**Job**
Your task is to filter the data below down to the lines holding "Pastry".

**Input**

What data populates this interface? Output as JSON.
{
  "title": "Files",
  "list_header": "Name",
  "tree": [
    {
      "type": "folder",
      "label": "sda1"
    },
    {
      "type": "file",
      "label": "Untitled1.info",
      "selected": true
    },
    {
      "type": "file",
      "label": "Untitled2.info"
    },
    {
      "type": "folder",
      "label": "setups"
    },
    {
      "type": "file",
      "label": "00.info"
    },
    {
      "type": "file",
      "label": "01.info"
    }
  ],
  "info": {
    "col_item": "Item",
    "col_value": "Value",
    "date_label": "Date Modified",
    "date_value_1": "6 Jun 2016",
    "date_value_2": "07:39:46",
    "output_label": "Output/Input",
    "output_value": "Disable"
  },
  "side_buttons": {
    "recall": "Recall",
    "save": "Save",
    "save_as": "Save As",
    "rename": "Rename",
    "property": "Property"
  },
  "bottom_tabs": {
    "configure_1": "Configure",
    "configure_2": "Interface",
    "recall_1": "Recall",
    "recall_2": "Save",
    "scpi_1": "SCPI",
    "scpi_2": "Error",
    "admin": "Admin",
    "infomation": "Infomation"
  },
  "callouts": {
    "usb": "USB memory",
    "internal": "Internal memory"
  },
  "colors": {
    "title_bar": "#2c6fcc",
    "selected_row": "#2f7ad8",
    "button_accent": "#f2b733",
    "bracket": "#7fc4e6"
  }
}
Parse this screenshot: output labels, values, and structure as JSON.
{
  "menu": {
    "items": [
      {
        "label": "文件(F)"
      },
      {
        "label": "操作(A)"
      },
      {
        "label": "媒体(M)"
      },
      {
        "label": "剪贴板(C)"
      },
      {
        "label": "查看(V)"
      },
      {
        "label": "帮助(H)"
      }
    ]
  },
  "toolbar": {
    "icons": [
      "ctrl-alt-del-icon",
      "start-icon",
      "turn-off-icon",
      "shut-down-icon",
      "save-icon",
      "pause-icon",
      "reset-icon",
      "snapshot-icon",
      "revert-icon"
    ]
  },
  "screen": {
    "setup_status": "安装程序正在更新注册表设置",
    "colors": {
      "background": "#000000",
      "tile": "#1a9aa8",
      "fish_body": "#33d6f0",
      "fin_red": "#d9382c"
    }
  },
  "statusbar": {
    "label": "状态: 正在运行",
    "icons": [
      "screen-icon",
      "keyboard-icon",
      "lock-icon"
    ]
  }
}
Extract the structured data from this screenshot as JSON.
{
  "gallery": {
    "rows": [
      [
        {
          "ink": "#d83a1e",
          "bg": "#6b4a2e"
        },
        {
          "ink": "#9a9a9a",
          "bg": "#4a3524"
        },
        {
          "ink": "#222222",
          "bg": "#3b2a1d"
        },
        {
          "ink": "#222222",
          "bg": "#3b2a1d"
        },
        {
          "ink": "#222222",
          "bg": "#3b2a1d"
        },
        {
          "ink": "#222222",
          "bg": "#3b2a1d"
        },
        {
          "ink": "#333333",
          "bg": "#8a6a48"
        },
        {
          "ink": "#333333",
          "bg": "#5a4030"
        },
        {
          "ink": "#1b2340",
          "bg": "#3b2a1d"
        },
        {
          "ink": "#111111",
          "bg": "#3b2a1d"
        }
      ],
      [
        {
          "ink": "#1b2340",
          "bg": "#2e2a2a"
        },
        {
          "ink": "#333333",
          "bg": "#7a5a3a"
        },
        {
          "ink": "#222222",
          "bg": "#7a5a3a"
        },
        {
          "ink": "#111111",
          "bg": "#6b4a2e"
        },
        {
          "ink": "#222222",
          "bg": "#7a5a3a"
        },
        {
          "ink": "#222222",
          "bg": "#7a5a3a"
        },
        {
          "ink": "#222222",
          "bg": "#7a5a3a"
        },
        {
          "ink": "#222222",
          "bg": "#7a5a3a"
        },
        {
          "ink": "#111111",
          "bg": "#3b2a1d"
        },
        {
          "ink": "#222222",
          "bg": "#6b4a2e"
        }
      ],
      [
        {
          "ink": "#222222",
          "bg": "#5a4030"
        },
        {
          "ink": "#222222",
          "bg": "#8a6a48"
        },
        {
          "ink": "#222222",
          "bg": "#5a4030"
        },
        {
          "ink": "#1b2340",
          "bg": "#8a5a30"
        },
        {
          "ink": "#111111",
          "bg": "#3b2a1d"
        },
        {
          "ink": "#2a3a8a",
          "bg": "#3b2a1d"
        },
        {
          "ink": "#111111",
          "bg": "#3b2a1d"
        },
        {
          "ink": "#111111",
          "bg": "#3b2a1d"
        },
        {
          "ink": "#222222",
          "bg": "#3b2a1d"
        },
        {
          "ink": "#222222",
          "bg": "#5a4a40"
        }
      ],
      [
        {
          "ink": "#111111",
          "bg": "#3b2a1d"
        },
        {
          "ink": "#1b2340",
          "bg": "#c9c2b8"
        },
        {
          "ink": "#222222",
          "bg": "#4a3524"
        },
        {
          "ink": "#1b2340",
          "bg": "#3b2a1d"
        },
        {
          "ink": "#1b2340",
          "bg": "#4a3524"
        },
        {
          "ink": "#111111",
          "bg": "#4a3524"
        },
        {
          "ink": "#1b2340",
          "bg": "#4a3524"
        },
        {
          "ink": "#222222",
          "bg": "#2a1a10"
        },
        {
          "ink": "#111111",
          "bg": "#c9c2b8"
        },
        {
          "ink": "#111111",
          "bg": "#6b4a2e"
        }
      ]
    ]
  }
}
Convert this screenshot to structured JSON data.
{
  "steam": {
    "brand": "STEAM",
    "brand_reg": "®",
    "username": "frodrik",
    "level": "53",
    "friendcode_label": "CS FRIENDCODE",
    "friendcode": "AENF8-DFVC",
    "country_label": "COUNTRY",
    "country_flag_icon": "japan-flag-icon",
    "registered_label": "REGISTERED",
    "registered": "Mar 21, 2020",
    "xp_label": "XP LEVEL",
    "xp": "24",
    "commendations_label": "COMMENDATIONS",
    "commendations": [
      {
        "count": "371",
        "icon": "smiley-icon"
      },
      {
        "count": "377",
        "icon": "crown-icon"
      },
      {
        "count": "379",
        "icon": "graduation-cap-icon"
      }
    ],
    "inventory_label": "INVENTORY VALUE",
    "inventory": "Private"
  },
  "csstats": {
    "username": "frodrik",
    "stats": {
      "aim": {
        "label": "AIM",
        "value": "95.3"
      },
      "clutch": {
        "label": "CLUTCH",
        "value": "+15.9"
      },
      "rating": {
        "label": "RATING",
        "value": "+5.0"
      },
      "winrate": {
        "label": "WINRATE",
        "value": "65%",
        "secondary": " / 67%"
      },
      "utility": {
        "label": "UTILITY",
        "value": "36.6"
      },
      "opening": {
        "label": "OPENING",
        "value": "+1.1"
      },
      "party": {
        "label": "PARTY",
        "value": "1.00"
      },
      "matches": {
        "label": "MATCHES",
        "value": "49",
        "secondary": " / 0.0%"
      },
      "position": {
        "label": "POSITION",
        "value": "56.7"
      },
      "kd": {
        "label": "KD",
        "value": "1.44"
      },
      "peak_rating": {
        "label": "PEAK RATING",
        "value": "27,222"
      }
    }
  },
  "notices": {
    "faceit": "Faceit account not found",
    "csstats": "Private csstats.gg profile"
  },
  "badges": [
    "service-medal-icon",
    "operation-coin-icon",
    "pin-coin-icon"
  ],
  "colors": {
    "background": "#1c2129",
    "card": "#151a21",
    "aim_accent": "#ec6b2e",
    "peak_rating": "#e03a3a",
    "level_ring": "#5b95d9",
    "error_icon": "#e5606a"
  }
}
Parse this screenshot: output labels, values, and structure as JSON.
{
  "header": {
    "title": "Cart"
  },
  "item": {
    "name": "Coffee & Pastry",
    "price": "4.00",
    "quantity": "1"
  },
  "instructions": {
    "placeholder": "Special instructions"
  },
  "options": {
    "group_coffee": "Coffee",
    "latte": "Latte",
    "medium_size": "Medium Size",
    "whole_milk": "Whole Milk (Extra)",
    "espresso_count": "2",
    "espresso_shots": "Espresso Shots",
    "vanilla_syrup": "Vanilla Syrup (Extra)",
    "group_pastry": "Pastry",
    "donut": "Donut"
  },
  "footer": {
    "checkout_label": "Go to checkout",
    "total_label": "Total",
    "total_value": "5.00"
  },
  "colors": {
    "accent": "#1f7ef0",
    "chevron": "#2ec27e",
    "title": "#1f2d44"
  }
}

**Answer**
    "name": "Coffee & Pastry",
    "group_pastry": "Pastry",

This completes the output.